STATED EXERCISE: Identify every line containing the word "placeholder" and reproduce each one.

DATA SECTION:
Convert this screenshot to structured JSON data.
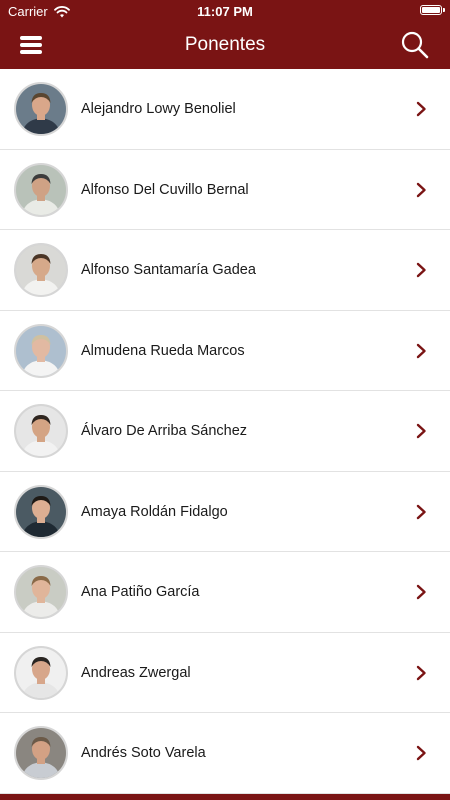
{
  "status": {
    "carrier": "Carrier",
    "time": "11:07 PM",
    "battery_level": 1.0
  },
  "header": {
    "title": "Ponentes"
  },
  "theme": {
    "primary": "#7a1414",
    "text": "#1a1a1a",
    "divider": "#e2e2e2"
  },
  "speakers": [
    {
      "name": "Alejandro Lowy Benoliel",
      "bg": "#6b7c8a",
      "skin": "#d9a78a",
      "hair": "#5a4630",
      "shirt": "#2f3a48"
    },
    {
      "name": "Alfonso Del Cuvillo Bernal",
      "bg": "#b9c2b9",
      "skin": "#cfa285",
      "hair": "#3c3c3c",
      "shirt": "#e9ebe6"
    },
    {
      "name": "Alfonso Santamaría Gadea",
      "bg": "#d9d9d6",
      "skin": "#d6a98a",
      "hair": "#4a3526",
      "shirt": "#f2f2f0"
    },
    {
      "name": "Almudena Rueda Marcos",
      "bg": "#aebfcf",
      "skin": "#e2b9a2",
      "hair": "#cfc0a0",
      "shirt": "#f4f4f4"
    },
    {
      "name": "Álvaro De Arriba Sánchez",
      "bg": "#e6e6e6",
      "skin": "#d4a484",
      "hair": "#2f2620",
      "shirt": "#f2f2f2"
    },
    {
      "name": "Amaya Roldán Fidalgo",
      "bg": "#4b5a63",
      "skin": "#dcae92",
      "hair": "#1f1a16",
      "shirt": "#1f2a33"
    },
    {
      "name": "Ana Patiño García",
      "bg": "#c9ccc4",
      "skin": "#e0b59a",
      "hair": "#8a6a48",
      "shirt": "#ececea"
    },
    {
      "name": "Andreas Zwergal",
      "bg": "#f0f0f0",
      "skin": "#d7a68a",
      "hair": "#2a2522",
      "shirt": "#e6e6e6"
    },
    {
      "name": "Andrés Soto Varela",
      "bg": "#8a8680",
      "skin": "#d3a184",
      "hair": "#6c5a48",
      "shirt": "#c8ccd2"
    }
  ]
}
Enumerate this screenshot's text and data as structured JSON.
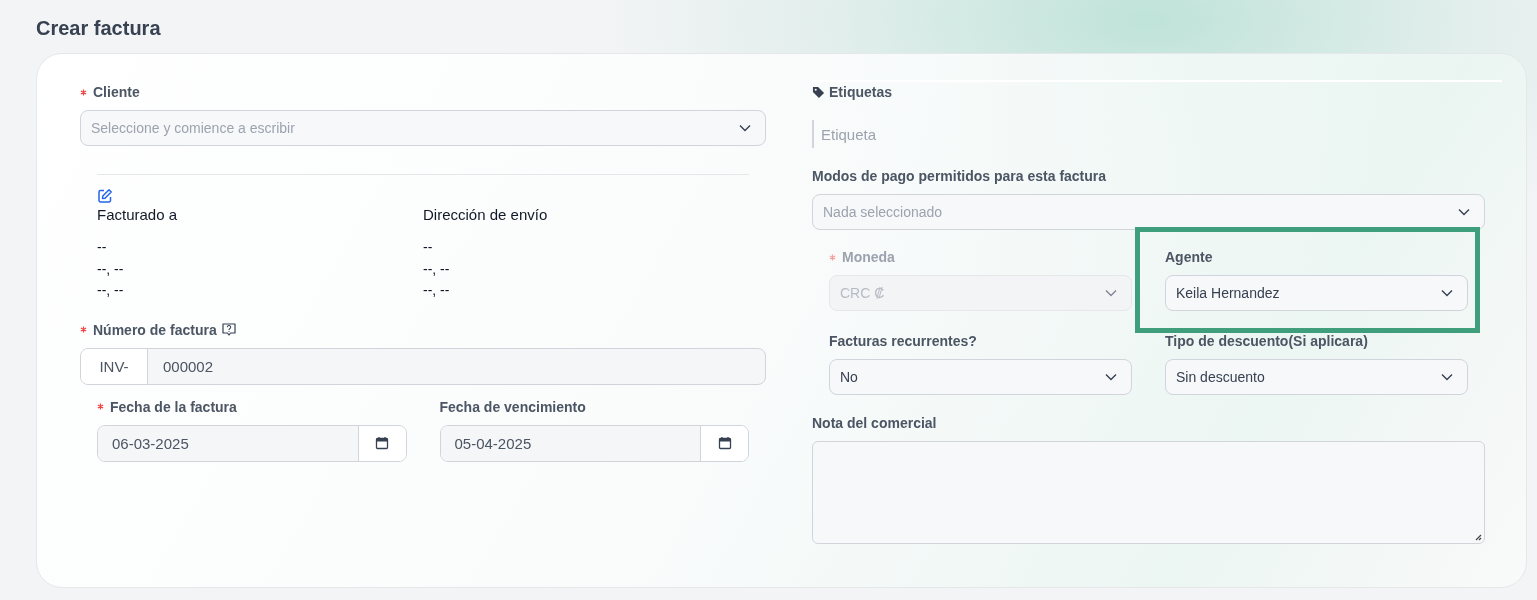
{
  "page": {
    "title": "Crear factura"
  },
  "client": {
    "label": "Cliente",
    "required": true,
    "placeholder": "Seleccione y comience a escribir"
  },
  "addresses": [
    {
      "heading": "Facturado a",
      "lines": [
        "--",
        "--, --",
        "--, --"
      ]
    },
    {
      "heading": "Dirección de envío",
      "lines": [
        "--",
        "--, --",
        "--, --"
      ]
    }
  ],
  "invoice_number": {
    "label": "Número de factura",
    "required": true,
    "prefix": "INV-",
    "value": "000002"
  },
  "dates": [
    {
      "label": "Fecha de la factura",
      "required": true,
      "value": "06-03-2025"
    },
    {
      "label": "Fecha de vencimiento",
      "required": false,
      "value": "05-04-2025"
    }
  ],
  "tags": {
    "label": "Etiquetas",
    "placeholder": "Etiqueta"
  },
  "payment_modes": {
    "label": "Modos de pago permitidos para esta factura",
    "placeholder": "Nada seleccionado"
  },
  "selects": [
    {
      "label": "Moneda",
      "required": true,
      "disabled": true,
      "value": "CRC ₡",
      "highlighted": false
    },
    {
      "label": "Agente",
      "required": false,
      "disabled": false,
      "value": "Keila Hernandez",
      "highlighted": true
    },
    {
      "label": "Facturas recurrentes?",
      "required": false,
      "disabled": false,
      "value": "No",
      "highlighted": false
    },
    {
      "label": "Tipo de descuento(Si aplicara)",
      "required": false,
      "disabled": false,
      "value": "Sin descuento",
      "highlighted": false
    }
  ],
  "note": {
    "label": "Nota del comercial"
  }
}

==

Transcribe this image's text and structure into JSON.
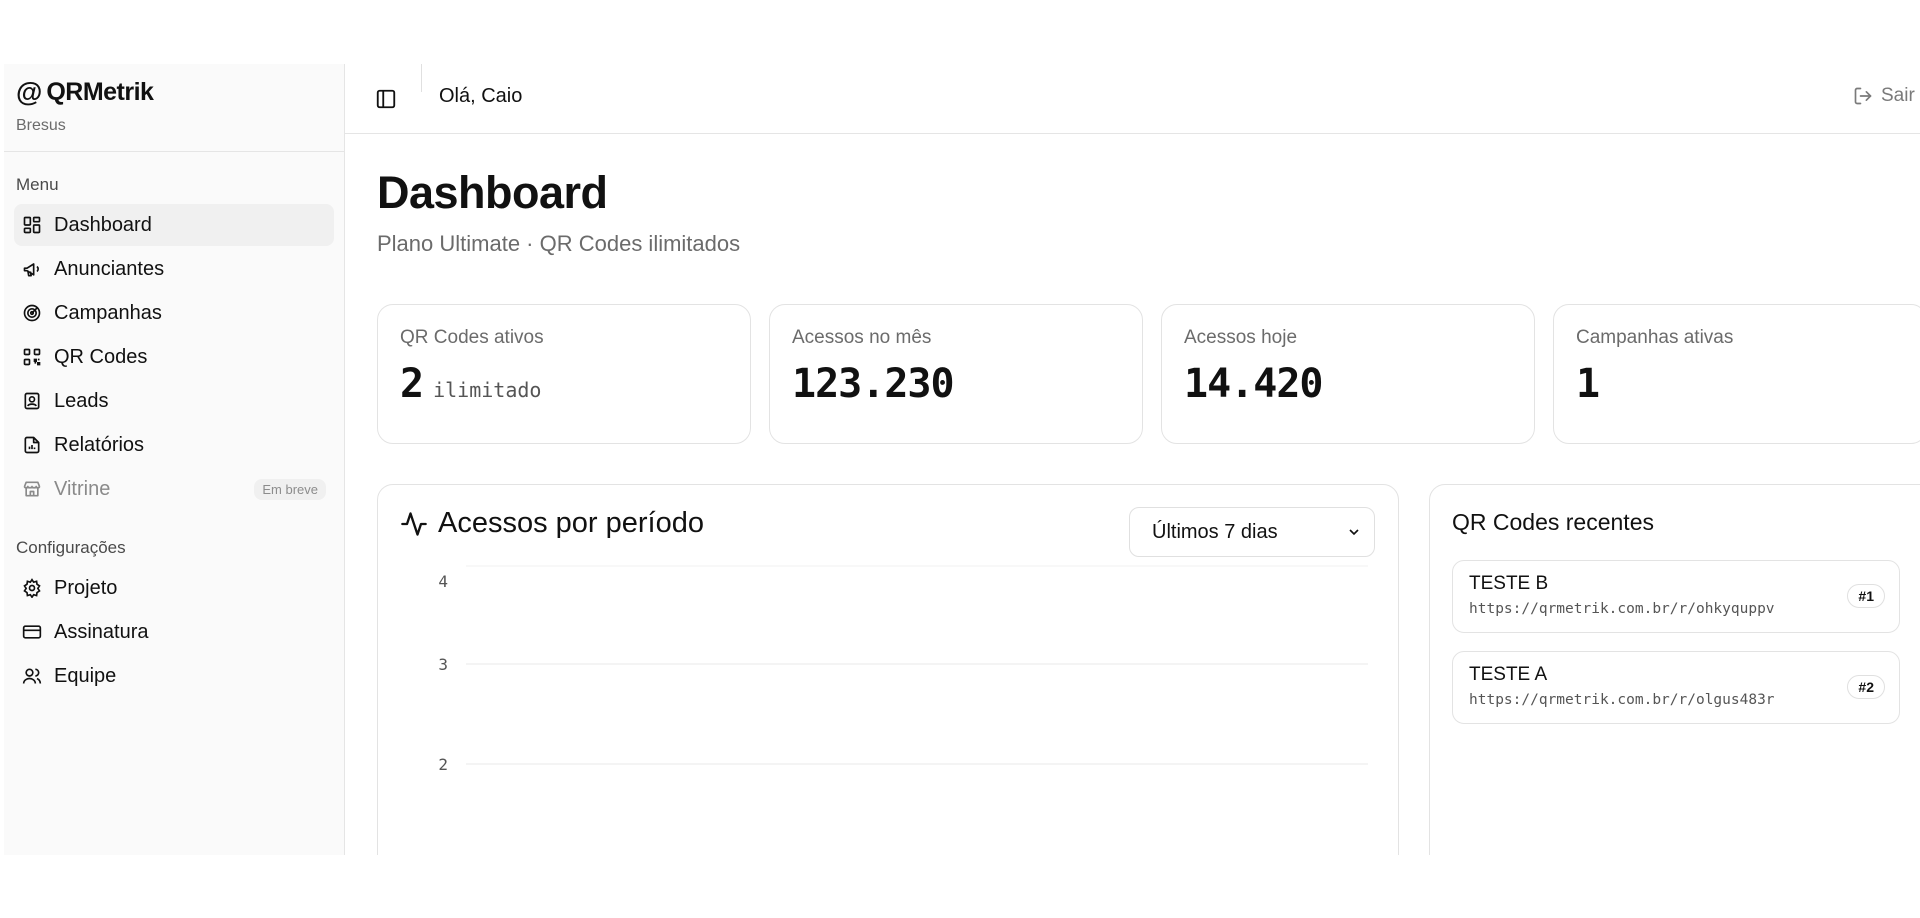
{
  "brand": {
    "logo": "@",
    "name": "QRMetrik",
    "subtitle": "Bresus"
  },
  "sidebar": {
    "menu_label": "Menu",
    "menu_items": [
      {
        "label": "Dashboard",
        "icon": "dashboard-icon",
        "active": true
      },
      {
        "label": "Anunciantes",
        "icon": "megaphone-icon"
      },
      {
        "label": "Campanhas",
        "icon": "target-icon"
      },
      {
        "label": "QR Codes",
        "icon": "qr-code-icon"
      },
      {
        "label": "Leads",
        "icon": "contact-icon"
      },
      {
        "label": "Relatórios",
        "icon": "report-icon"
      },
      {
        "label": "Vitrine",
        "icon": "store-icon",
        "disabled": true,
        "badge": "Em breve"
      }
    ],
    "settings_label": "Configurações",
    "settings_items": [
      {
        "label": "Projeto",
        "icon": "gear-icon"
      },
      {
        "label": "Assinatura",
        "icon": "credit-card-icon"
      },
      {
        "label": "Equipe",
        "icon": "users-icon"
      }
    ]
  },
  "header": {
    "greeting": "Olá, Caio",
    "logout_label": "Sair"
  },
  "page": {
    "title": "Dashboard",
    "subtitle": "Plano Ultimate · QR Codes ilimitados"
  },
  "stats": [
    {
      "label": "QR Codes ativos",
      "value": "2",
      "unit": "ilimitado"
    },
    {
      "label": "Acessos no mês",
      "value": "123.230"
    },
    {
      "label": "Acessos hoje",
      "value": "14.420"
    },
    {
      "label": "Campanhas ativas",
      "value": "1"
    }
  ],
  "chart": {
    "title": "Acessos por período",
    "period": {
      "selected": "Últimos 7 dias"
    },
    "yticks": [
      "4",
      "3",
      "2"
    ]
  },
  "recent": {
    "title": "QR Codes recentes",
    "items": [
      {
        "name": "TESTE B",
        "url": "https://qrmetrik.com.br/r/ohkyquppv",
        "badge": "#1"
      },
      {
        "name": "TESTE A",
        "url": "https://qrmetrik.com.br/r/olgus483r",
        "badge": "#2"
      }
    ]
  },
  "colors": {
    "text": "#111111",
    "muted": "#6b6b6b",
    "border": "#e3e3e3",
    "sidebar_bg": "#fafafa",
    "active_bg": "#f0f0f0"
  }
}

RESULT OF THIS EXERCISE:
    "placeholder": "Seleccione y comience a escribir"
    "placeholder": "Etiqueta"
    "placeholder": "Nada seleccionado"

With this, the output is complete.